SET TASK -
Each entry should be quoted word for word, including every mark of punctuation.
+ + + + +
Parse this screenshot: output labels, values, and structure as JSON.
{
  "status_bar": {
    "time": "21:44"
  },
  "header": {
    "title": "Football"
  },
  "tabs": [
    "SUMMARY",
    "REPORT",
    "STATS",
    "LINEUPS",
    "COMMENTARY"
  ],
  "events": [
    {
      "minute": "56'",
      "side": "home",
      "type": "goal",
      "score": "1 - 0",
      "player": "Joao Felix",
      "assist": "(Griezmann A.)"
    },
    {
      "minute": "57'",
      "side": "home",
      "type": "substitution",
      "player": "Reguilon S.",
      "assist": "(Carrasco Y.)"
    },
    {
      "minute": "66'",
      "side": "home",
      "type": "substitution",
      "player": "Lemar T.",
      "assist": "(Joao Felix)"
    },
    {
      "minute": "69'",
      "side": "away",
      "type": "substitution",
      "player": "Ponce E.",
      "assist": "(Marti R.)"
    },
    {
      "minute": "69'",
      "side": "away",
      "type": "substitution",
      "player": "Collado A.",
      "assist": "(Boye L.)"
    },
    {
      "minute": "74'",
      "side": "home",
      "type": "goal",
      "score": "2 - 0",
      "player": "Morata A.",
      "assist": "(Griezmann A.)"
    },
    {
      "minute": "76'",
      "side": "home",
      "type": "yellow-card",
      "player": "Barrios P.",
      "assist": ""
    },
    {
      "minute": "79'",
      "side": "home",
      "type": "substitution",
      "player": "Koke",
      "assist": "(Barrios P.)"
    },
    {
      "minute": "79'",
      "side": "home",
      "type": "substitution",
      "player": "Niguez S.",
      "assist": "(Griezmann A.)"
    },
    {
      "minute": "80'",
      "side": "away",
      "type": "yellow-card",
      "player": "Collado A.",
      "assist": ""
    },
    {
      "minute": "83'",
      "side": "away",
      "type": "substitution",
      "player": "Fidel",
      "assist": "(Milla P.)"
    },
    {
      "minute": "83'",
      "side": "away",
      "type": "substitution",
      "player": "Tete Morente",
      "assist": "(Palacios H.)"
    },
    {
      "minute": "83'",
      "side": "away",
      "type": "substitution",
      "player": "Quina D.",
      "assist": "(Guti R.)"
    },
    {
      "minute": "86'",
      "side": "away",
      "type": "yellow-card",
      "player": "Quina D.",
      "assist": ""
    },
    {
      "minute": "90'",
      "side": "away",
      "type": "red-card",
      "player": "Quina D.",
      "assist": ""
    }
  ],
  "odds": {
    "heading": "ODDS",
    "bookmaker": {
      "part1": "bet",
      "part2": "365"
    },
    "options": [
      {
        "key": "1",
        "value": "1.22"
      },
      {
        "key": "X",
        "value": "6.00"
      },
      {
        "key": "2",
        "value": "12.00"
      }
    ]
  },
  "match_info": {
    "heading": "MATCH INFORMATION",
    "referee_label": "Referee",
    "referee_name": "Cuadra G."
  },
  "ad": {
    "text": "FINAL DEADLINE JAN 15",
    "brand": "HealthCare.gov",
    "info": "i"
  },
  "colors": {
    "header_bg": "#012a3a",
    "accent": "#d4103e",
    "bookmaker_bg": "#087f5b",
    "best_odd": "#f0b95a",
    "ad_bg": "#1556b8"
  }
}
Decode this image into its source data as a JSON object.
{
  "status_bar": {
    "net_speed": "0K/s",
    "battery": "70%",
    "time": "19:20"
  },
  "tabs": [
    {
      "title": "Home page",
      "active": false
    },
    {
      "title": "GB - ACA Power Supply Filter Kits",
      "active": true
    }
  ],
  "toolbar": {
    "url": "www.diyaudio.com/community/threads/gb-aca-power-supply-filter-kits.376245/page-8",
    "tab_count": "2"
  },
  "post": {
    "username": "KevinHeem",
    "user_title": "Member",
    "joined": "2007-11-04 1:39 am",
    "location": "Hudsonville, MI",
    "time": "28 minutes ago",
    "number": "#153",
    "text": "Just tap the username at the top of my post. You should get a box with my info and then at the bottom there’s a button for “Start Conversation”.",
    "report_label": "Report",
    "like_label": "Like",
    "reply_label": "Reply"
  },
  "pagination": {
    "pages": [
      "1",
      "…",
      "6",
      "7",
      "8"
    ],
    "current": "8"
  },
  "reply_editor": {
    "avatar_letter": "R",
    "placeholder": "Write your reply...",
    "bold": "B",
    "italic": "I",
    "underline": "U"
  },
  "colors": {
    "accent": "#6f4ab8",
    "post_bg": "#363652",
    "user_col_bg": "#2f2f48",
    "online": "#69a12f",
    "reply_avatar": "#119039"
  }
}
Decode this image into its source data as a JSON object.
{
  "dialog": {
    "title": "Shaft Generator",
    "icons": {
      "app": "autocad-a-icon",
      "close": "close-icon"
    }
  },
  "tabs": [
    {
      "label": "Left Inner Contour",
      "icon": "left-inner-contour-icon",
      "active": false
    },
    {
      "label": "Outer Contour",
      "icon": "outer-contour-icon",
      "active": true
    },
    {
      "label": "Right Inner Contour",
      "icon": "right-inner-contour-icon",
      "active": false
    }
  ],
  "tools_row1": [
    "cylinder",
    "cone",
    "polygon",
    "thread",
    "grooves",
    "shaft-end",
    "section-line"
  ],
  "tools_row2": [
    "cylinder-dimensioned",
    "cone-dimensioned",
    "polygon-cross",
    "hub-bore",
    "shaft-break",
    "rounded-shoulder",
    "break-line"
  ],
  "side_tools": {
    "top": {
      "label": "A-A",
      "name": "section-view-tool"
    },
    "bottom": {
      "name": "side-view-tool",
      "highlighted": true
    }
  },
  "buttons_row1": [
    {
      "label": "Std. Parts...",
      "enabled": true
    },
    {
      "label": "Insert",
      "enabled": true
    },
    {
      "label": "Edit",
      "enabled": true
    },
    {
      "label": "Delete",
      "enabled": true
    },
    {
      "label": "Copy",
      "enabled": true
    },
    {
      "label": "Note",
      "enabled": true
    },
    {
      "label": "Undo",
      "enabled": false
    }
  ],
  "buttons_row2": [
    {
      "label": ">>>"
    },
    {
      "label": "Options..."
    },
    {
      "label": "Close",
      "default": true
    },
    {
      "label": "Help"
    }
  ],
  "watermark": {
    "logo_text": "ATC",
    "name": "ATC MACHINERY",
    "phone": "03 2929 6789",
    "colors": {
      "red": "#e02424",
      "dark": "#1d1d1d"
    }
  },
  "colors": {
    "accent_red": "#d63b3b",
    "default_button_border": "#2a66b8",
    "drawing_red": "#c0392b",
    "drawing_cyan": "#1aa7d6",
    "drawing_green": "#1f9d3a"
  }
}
+ + + + +
TASK ANSWER -
Parse this screenshot: output labels, values, and structure as JSON.
{
  "status_bar": {
    "time": "21:44"
  },
  "header": {
    "title": "Football"
  },
  "tabs": [
    "SUMMARY",
    "REPORT",
    "STATS",
    "LINEUPS",
    "COMMENTARY"
  ],
  "events": [
    {
      "minute": "56'",
      "side": "home",
      "type": "goal",
      "score": "1 - 0",
      "player": "Joao Felix",
      "assist": "(Griezmann A.)"
    },
    {
      "minute": "57'",
      "side": "home",
      "type": "substitution",
      "player": "Reguilon S.",
      "assist": "(Carrasco Y.)"
    },
    {
      "minute": "66'",
      "side": "home",
      "type": "substitution",
      "player": "Lemar T.",
      "assist": "(Joao Felix)"
    },
    {
      "minute": "69'",
      "side": "away",
      "type": "substitution",
      "player": "Ponce E.",
      "assist": "(Marti R.)"
    },
    {
      "minute": "69'",
      "side": "away",
      "type": "substitution",
      "player": "Collado A.",
      "assist": "(Boye L.)"
    },
    {
      "minute": "74'",
      "side": "home",
      "type": "goal",
      "score": "2 - 0",
      "player": "Morata A.",
      "assist": "(Griezmann A.)"
    },
    {
      "minute": "76'",
      "side": "home",
      "type": "yellow-card",
      "player": "Barrios P.",
      "assist": ""
    },
    {
      "minute": "79'",
      "side": "home",
      "type": "substitution",
      "player": "Koke",
      "assist": "(Barrios P.)"
    },
    {
      "minute": "79'",
      "side": "home",
      "type": "substitution",
      "player": "Niguez S.",
      "assist": "(Griezmann A.)"
    },
    {
      "minute": "80'",
      "side": "away",
      "type": "yellow-card",
      "player": "Collado A.",
      "assist": ""
    },
    {
      "minute": "83'",
      "side": "away",
      "type": "substitution",
      "player": "Fidel",
      "assist": "(Milla P.)"
    },
    {
      "minute": "83'",
      "side": "away",
      "type": "substitution",
      "player": "Tete Morente",
      "assist": "(Palacios H.)"
    },
    {
      "minute": "83'",
      "side": "away",
      "type": "substitution",
      "player": "Quina D.",
      "assist": "(Guti R.)"
    },
    {
      "minute": "86'",
      "side": "away",
      "type": "yellow-card",
      "player": "Quina D.",
      "assist": ""
    },
    {
      "minute": "90'",
      "side": "away",
      "type": "red-card",
      "player": "Quina D.",
      "assist": ""
    }
  ],
  "odds": {
    "heading": "ODDS",
    "bookmaker": {
      "part1": "bet",
      "part2": "365"
    },
    "options": [
      {
        "key": "1",
        "value": "1.22"
      },
      {
        "key": "X",
        "value": "6.00"
      },
      {
        "key": "2",
        "value": "12.00"
      }
    ]
  },
  "match_info": {
    "heading": "MATCH INFORMATION",
    "referee_label": "Referee",
    "referee_name": "Cuadra G."
  },
  "ad": {
    "text": "FINAL DEADLINE JAN 15",
    "brand": "HealthCare.gov",
    "info": "i"
  },
  "colors": {
    "header_bg": "#012a3a",
    "accent": "#d4103e",
    "bookmaker_bg": "#087f5b",
    "best_odd": "#f0b95a",
    "ad_bg": "#1556b8"
  }
}
Decode this image into its source data as a JSON object.
{
  "status_bar": {
    "net_speed": "0K/s",
    "battery": "70%",
    "time": "19:20"
  },
  "tabs": [
    {
      "title": "Home page",
      "active": false
    },
    {
      "title": "GB - ACA Power Supply Filter Kits",
      "active": true
    }
  ],
  "toolbar": {
    "url": "www.diyaudio.com/community/threads/gb-aca-power-supply-filter-kits.376245/page-8",
    "tab_count": "2"
  },
  "post": {
    "username": "KevinHeem",
    "user_title": "Member",
    "joined": "2007-11-04 1:39 am",
    "location": "Hudsonville, MI",
    "time": "28 minutes ago",
    "number": "#153",
    "text": "Just tap the username at the top of my post. You should get a box with my info and then at the bottom there’s a button for “Start Conversation”.",
    "report_label": "Report",
    "like_label": "Like",
    "reply_label": "Reply"
  },
  "pagination": {
    "pages": [
      "1",
      "…",
      "6",
      "7",
      "8"
    ],
    "current": "8"
  },
  "reply_editor": {
    "avatar_letter": "R",
    "placeholder": "Write your reply...",
    "bold": "B",
    "italic": "I",
    "underline": "U"
  },
  "colors": {
    "accent": "#6f4ab8",
    "post_bg": "#363652",
    "user_col_bg": "#2f2f48",
    "online": "#69a12f",
    "reply_avatar": "#119039"
  }
}
Decode this image into its source data as a JSON object.
{
  "dialog": {
    "title": "Shaft Generator",
    "icons": {
      "app": "autocad-a-icon",
      "close": "close-icon"
    }
  },
  "tabs": [
    {
      "label": "Left Inner Contour",
      "icon": "left-inner-contour-icon",
      "active": false
    },
    {
      "label": "Outer Contour",
      "icon": "outer-contour-icon",
      "active": true
    },
    {
      "label": "Right Inner Contour",
      "icon": "right-inner-contour-icon",
      "active": false
    }
  ],
  "tools_row1": [
    "cylinder",
    "cone",
    "polygon",
    "thread",
    "grooves",
    "shaft-end",
    "section-line"
  ],
  "tools_row2": [
    "cylinder-dimensioned",
    "cone-dimensioned",
    "polygon-cross",
    "hub-bore",
    "shaft-break",
    "rounded-shoulder",
    "break-line"
  ],
  "side_tools": {
    "top": {
      "label": "A-A",
      "name": "section-view-tool"
    },
    "bottom": {
      "name": "side-view-tool",
      "highlighted": true
    }
  },
  "buttons_row1": [
    {
      "label": "Std. Parts...",
      "enabled": true
    },
    {
      "label": "Insert",
      "enabled": true
    },
    {
      "label": "Edit",
      "enabled": true
    },
    {
      "label": "Delete",
      "enabled": true
    },
    {
      "label": "Copy",
      "enabled": true
    },
    {
      "label": "Note",
      "enabled": true
    },
    {
      "label": "Undo",
      "enabled": false
    }
  ],
  "buttons_row2": [
    {
      "label": ">>>"
    },
    {
      "label": "Options..."
    },
    {
      "label": "Close",
      "default": true
    },
    {
      "label": "Help"
    }
  ],
  "watermark": {
    "logo_text": "ATC",
    "name": "ATC MACHINERY",
    "phone": "03 2929 6789",
    "colors": {
      "red": "#e02424",
      "dark": "#1d1d1d"
    }
  },
  "colors": {
    "accent_red": "#d63b3b",
    "default_button_border": "#2a66b8",
    "drawing_red": "#c0392b",
    "drawing_cyan": "#1aa7d6",
    "drawing_green": "#1f9d3a"
  }
}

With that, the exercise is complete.